Recorded data.
★ ★ ★ ★ ★

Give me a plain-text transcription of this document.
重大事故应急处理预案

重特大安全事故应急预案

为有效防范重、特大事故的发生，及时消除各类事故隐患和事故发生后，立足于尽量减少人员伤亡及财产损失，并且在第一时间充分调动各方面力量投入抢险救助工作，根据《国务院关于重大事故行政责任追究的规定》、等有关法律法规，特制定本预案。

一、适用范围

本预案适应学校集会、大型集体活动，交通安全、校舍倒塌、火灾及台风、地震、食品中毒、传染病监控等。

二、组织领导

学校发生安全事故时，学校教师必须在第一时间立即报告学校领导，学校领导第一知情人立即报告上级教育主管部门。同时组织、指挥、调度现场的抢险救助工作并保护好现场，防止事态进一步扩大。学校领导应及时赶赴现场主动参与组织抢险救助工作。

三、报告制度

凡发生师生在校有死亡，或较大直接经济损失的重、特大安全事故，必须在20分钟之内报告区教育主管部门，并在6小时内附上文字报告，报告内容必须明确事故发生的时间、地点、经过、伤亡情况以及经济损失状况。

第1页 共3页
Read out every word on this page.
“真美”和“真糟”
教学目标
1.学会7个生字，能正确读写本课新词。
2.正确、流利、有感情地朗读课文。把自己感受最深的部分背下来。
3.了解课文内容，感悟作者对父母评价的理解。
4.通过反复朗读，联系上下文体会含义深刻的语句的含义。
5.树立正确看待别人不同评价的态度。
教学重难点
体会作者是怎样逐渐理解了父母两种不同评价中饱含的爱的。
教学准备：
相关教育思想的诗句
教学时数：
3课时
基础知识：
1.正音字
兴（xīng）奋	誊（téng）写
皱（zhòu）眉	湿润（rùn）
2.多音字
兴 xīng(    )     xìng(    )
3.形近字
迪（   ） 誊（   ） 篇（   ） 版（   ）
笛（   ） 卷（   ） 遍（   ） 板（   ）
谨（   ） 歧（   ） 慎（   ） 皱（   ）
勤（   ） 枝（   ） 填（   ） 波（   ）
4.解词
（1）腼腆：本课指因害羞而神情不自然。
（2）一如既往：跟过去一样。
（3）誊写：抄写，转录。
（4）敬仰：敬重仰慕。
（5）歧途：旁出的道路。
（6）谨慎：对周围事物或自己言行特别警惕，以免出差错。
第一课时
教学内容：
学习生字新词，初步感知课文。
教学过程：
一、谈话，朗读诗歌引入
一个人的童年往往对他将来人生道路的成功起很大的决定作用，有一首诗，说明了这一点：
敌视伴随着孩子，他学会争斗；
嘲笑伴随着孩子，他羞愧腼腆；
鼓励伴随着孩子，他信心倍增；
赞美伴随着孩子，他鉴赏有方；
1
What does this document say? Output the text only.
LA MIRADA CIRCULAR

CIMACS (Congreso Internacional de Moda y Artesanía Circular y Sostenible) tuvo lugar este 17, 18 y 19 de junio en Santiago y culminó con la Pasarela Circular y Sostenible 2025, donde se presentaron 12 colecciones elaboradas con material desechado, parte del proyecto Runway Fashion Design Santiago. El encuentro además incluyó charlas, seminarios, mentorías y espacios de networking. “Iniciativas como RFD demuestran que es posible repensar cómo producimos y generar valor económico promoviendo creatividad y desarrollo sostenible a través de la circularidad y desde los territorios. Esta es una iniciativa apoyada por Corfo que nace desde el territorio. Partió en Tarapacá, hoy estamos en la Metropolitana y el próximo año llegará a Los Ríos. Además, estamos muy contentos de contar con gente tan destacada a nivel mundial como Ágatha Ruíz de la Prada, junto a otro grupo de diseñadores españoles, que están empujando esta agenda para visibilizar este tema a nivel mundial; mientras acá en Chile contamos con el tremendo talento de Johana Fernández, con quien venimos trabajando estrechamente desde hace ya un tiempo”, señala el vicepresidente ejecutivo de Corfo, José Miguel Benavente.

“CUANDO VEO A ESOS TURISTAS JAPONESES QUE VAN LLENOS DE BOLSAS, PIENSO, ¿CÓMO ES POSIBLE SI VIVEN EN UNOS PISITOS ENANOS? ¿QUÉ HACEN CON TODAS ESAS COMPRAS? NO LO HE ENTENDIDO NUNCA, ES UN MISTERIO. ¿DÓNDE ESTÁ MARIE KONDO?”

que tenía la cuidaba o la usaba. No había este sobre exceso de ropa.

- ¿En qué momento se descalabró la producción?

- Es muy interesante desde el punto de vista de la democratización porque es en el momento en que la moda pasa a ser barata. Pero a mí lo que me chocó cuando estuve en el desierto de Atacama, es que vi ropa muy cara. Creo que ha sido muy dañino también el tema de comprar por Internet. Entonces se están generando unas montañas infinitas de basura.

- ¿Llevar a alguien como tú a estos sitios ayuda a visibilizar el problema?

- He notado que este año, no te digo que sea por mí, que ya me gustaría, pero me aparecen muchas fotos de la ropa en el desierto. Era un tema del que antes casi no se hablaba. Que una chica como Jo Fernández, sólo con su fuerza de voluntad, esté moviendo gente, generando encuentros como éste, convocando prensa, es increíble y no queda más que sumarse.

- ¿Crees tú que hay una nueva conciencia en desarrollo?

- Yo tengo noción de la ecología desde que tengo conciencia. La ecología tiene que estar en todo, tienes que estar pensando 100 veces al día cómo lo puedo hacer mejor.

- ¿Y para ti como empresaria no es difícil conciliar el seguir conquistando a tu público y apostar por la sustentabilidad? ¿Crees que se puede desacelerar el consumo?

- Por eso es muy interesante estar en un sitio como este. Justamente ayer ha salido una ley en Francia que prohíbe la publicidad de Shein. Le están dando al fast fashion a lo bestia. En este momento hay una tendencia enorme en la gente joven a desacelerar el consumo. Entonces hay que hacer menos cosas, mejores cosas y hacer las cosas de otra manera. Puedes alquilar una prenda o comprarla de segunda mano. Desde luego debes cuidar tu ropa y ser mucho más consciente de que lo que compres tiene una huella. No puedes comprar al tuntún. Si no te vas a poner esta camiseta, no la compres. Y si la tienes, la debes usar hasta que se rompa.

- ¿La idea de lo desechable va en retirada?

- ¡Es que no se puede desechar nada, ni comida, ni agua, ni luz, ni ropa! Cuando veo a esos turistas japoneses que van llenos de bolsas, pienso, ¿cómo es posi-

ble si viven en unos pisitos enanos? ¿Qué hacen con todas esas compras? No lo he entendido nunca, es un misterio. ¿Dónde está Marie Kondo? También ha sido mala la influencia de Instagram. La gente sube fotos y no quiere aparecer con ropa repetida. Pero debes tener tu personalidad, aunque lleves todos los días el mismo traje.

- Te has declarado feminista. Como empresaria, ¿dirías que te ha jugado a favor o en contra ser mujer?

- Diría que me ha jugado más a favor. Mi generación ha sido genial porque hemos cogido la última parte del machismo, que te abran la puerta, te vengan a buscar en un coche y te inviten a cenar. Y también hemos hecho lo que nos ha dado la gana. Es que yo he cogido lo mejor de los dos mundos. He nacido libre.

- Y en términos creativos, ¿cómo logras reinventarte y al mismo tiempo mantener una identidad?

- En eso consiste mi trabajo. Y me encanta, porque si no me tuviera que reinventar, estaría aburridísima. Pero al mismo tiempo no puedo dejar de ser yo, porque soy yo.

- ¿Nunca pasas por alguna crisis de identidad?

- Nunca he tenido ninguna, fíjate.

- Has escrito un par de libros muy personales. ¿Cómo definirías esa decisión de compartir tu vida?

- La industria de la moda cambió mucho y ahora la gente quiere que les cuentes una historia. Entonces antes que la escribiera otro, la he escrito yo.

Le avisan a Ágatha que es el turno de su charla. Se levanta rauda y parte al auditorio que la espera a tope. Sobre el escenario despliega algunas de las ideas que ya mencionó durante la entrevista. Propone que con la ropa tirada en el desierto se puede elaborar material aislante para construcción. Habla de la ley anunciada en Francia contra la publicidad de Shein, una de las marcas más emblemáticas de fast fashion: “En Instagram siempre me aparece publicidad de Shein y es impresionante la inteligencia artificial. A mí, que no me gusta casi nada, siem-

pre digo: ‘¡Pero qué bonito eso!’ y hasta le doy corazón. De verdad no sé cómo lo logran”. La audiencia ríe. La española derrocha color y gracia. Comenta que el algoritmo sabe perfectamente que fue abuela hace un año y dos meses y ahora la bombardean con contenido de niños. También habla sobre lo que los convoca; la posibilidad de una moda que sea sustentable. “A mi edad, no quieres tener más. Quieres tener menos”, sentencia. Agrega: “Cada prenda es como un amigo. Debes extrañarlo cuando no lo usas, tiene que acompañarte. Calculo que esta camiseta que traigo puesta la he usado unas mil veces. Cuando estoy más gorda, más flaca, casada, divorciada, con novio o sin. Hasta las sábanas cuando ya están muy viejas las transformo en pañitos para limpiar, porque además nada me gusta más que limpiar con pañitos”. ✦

★ ★ ★ ★ ★

Select every line of the material above holding the word "empresaria" and copy it.

- ¿Y para ti como empresaria no es difícil conciliar el seguir conquistando a tu público y apostar por la sustentabilidad? ¿Crees que se puede desacelerar el consumo?
- Te has declarado feminista. Como empresaria, ¿dirías que te ha jugado a favor o en contra ser mujer?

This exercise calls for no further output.